- DO THIS
Find the lines holding the word "энергетики" and collect them.

- Stored records
------------------------------------------------------------------------
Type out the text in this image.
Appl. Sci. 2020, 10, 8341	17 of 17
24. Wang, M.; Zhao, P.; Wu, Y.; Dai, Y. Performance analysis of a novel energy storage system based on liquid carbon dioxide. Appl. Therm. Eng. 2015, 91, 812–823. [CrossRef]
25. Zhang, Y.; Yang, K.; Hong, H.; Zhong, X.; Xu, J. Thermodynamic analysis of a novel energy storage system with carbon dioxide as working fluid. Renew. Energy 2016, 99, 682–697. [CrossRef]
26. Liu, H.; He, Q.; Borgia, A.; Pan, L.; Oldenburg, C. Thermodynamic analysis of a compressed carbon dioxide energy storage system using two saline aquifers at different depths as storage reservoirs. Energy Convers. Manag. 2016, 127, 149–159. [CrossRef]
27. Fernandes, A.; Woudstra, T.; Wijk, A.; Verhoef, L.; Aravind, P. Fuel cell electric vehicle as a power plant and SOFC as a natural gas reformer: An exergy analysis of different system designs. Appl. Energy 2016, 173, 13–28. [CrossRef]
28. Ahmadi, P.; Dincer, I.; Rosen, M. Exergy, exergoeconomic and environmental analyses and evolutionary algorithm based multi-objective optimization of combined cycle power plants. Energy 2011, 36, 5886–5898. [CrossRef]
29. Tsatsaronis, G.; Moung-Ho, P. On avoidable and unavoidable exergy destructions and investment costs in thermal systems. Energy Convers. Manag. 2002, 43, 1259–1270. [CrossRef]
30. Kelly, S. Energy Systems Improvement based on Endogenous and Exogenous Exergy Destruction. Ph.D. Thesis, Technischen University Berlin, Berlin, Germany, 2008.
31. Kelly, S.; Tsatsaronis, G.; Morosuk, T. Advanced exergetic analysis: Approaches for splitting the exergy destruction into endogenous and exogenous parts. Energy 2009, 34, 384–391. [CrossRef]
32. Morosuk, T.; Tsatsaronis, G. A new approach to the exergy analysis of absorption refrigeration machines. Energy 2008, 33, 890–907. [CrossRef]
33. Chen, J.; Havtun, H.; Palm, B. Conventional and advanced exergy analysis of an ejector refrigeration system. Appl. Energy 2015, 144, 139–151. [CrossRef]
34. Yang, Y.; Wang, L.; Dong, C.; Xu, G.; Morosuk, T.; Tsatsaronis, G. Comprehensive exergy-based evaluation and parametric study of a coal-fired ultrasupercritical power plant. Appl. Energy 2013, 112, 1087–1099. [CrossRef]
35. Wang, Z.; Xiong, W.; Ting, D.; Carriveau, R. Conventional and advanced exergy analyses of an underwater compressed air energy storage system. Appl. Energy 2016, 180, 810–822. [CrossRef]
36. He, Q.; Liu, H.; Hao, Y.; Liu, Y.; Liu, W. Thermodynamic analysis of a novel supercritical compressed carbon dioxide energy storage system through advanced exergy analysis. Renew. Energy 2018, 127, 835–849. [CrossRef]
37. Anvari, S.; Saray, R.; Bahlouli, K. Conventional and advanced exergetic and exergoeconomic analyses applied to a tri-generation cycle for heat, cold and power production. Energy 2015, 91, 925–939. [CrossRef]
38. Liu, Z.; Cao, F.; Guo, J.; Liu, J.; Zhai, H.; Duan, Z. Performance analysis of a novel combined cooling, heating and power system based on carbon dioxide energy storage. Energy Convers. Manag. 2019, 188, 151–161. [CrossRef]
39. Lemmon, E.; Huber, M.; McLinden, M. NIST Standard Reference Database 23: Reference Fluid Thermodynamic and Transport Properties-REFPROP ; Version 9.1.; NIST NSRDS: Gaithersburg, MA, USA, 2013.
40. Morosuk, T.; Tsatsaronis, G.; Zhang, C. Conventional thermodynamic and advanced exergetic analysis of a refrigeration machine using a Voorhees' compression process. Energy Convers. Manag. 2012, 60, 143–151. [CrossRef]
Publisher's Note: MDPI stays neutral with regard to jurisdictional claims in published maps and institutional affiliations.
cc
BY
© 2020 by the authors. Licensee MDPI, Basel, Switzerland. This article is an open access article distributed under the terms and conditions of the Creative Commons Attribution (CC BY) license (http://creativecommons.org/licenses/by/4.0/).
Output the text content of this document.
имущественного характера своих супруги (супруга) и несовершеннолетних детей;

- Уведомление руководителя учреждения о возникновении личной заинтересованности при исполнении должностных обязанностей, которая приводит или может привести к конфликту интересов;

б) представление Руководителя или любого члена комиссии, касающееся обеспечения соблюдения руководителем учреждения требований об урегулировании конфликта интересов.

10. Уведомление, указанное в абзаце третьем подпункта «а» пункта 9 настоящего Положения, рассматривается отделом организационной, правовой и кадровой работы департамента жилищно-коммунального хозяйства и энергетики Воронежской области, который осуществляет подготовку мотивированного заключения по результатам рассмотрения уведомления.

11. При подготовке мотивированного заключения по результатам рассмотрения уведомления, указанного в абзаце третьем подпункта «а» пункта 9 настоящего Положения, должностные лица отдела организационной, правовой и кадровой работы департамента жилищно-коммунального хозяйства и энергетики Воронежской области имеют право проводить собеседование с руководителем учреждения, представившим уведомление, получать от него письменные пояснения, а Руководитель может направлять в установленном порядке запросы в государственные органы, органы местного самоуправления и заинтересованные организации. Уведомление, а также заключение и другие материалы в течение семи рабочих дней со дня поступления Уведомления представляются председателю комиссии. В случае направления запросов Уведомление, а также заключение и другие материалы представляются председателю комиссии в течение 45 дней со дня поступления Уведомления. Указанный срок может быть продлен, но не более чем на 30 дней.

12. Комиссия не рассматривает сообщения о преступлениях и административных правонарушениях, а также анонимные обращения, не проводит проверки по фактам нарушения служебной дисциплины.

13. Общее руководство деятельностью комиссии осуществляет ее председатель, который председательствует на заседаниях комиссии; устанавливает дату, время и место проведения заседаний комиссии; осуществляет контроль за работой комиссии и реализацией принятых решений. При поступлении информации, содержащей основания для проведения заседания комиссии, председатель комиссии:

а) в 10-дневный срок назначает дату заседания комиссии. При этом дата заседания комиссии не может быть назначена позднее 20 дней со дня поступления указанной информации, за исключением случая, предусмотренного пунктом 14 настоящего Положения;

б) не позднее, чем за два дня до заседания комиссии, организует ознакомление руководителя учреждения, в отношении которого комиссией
------------------------------------------------------------------------
- RESPONSE TO THE EXERCISE
10. Уведомление, указанное в абзаце третьем подпункта «а» пункта 9 настоящего Положения, рассматривается отделом организационной, правовой и кадровой работы департамента жилищно-коммунального хозяйства и энергетики Воронежской области, который осуществляет подготовку мотивированного заключения по результатам рассмотрения уведомления.
11. При подготовке мотивированного заключения по результатам рассмотрения уведомления, указанного в абзаце третьем подпункта «а» пункта 9 настоящего Положения, должностные лица отдела организационной, правовой и кадровой работы департамента жилищно-коммунального хозяйства и энергетики Воронежской области имеют право проводить собеседование с руководителем учреждения, представившим уведомление, получать от него письменные пояснения, а Руководитель может направлять в установленном порядке запросы в государственные органы, органы местного самоуправления и заинтересованные организации. Уведомление, а также заключение и другие материалы в течение семи рабочих дней со дня поступления Уведомления представляются председателю комиссии. В случае направления запросов Уведомление, а также заключение и другие материалы представляются председателю комиссии в течение 45 дней со дня поступления Уведомления. Указанный срок может быть продлен, но не более чем на 30 дней.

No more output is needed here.